### Requirement
Write the entries out again exactly as they stand, but without the pictures.

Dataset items
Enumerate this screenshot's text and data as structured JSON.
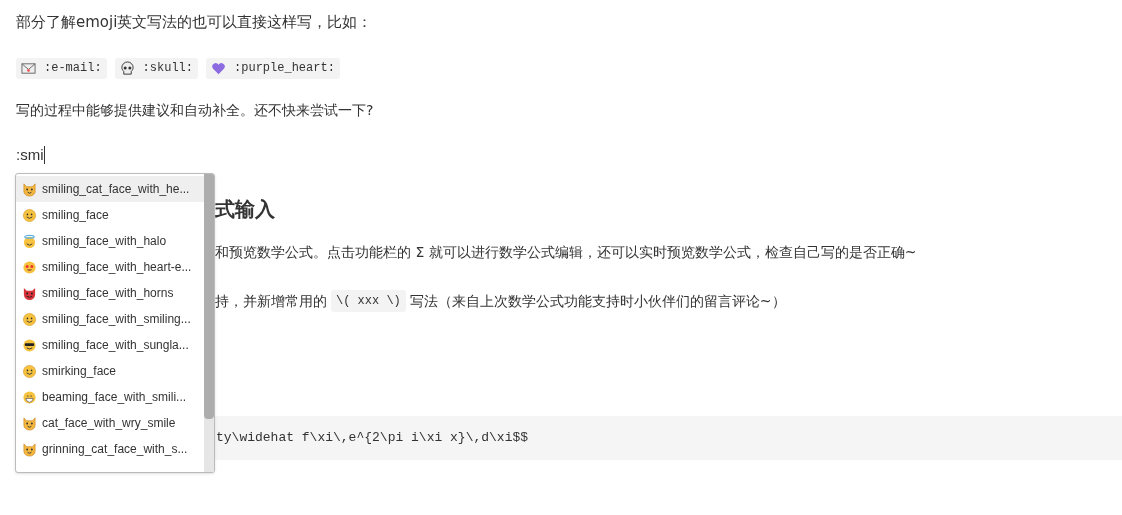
{
  "intro": "部分了解emoji英文写法的也可以直接这样写，比如：",
  "examples": [
    {
      "kind": "envelope",
      "text": ":e-mail:"
    },
    {
      "kind": "skull",
      "text": ":skull:"
    },
    {
      "kind": "heart",
      "text": ":purple_heart:"
    }
  ],
  "suggestion_note": "写的过程中能够提供建议和自动补全。还不快来尝试一下?",
  "typed": ":smi",
  "heading": "式输入",
  "paragraphs": [
    {
      "before": "和预览数学公式。点击功能栏的 Σ 就可以进行数学公式编辑，还可以实时预览数学公式，检查自己写的是否正确~"
    },
    {
      "before": "持，并新增常用的",
      "code": "\\( xxx \\)",
      "after": "写法（来自上次数学公式功能支持时小伙伴们的留言评论~）"
    }
  ],
  "code_block": "ty\\widehat f\\xi\\,e^{2\\pi i\\xi x}\\,d\\xi$$",
  "suggestions": [
    {
      "kind": "cat",
      "label": "smiling_cat_face_with_he...",
      "selected": true
    },
    {
      "kind": "face",
      "label": "smiling_face",
      "selected": false
    },
    {
      "kind": "halo",
      "label": "smiling_face_with_halo",
      "selected": false
    },
    {
      "kind": "hearteyes",
      "label": "smiling_face_with_heart-e...",
      "selected": false
    },
    {
      "kind": "devil",
      "label": "smiling_face_with_horns",
      "selected": false
    },
    {
      "kind": "face",
      "label": "smiling_face_with_smiling...",
      "selected": false
    },
    {
      "kind": "sunglasses",
      "label": "smiling_face_with_sungla...",
      "selected": false
    },
    {
      "kind": "face",
      "label": "smirking_face",
      "selected": false
    },
    {
      "kind": "grin",
      "label": "beaming_face_with_smili...",
      "selected": false
    },
    {
      "kind": "cat",
      "label": "cat_face_with_wry_smile",
      "selected": false
    },
    {
      "kind": "cat",
      "label": "grinning_cat_face_with_s...",
      "selected": false
    }
  ]
}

### Written answer
Enumerate this screenshot's text and data as structured JSON.
{
  "intro": "部分了解emoji英文写法的也可以直接这样写，比如：",
  "examples": [
    {
      "kind": "envelope",
      "text": ":e-mail:"
    },
    {
      "kind": "skull",
      "text": ":skull:"
    },
    {
      "kind": "heart",
      "text": ":purple_heart:"
    }
  ],
  "suggestion_note": "写的过程中能够提供建议和自动补全。还不快来尝试一下?",
  "typed": ":smi",
  "heading": "式输入",
  "paragraphs": [
    {
      "before": "和预览数学公式。点击功能栏的 Σ 就可以进行数学公式编辑，还可以实时预览数学公式，检查自己写的是否正确~"
    },
    {
      "before": "持，并新增常用的",
      "code": "\\( xxx \\)",
      "after": "写法（来自上次数学公式功能支持时小伙伴们的留言评论~）"
    }
  ],
  "code_block": "ty\\widehat f\\xi\\,e^{2\\pi i\\xi x}\\,d\\xi$$",
  "suggestions": [
    {
      "kind": "cat",
      "label": "smiling_cat_face_with_he...",
      "selected": true
    },
    {
      "kind": "face",
      "label": "smiling_face",
      "selected": false
    },
    {
      "kind": "halo",
      "label": "smiling_face_with_halo",
      "selected": false
    },
    {
      "kind": "hearteyes",
      "label": "smiling_face_with_heart-e...",
      "selected": false
    },
    {
      "kind": "devil",
      "label": "smiling_face_with_horns",
      "selected": false
    },
    {
      "kind": "face",
      "label": "smiling_face_with_smiling...",
      "selected": false
    },
    {
      "kind": "sunglasses",
      "label": "smiling_face_with_sungla...",
      "selected": false
    },
    {
      "kind": "face",
      "label": "smirking_face",
      "selected": false
    },
    {
      "kind": "grin",
      "label": "beaming_face_with_smili...",
      "selected": false
    },
    {
      "kind": "cat",
      "label": "cat_face_with_wry_smile",
      "selected": false
    },
    {
      "kind": "cat",
      "label": "grinning_cat_face_with_s...",
      "selected": false
    }
  ]
}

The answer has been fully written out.